-- Required task --
Please work out how many lines in the material contain "casino" and give only that figure.

Entries taken from a collection
>> START
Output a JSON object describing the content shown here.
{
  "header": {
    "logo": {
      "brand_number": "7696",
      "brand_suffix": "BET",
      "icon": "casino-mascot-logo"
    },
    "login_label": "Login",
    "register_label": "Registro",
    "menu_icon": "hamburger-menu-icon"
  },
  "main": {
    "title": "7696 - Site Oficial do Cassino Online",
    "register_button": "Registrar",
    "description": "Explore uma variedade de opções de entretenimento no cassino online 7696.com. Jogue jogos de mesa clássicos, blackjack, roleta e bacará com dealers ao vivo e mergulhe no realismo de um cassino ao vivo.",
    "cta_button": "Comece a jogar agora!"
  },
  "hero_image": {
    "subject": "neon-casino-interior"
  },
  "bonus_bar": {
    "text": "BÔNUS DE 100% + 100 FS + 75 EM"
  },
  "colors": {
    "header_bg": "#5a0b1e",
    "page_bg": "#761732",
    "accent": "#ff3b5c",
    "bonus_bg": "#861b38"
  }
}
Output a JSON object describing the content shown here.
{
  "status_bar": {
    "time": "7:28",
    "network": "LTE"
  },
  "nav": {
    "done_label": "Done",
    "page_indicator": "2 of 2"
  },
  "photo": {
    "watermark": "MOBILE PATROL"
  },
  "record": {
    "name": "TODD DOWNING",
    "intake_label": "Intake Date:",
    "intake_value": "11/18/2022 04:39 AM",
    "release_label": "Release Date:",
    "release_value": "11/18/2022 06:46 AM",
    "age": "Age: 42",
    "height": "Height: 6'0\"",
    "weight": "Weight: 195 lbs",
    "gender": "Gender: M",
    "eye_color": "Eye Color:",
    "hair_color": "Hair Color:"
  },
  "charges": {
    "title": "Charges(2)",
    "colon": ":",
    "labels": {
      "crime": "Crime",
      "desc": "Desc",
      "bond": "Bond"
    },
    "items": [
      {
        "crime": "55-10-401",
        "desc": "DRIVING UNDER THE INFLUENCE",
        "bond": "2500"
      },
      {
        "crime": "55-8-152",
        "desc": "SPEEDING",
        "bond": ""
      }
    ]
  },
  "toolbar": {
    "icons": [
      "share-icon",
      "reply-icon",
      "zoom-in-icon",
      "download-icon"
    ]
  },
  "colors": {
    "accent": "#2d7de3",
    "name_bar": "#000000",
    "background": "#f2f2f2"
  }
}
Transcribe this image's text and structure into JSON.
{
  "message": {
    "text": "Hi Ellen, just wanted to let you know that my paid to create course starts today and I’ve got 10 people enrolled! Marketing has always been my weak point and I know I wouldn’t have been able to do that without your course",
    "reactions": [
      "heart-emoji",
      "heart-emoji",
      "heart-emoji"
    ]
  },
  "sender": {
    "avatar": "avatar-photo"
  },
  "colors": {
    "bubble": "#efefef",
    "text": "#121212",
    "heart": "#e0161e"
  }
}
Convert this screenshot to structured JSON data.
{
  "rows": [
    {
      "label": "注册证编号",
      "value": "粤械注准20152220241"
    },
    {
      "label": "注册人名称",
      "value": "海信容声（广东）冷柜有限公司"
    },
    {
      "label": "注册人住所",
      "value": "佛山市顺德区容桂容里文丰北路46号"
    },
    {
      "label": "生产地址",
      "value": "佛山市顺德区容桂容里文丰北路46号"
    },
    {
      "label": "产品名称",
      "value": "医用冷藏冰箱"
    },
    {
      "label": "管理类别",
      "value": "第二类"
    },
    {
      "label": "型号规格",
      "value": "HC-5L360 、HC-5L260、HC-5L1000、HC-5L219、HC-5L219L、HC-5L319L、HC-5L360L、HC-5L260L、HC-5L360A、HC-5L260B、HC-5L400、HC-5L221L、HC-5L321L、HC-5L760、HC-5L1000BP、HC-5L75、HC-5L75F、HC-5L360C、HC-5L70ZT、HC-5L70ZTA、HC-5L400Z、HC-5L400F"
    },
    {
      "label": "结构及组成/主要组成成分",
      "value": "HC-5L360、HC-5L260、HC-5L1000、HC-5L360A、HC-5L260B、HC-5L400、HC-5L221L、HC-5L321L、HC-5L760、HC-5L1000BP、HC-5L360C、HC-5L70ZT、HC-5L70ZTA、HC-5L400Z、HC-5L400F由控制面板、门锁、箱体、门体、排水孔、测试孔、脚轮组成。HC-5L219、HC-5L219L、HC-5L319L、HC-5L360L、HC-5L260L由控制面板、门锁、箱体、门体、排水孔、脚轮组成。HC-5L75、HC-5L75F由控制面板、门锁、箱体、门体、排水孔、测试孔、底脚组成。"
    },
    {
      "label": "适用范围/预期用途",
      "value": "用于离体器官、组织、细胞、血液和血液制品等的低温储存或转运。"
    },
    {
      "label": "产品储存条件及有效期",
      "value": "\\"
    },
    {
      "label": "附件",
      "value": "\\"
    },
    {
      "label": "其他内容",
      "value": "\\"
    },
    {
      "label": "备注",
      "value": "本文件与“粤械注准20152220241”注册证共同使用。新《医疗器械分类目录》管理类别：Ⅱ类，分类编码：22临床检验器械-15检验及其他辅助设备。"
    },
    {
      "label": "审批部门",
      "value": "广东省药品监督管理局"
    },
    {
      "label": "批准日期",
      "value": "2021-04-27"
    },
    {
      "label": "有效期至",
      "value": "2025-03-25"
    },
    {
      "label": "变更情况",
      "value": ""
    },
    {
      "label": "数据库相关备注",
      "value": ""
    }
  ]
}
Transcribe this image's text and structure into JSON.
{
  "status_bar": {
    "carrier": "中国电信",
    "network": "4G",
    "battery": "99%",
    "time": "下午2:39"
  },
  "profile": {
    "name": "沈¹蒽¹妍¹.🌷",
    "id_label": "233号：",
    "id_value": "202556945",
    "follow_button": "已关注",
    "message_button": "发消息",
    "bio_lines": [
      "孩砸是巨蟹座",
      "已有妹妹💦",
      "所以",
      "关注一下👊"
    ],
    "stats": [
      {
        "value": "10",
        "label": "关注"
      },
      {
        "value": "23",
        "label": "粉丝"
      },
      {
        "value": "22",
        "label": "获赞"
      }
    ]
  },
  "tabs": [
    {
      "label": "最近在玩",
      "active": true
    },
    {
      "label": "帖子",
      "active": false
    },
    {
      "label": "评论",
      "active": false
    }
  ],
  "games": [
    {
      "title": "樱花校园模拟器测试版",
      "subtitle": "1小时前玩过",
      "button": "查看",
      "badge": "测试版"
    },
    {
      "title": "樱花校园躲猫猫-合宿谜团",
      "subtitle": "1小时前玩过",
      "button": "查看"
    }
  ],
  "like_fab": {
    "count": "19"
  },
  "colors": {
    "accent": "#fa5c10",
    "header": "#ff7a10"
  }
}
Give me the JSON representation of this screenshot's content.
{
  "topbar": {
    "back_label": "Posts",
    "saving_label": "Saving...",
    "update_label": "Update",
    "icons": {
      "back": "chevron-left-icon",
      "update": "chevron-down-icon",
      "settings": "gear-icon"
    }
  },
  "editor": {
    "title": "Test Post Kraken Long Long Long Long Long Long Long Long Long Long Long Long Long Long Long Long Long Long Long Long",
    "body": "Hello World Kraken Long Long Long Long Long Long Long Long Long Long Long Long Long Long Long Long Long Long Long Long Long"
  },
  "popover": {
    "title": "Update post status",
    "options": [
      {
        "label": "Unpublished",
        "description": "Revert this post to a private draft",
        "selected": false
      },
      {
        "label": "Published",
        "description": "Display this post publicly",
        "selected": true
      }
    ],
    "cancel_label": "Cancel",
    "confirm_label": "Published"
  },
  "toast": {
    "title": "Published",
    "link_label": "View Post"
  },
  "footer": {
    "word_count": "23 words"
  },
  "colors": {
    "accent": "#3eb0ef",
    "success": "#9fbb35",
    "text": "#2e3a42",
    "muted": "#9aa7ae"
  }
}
>> END
-- Answer --
2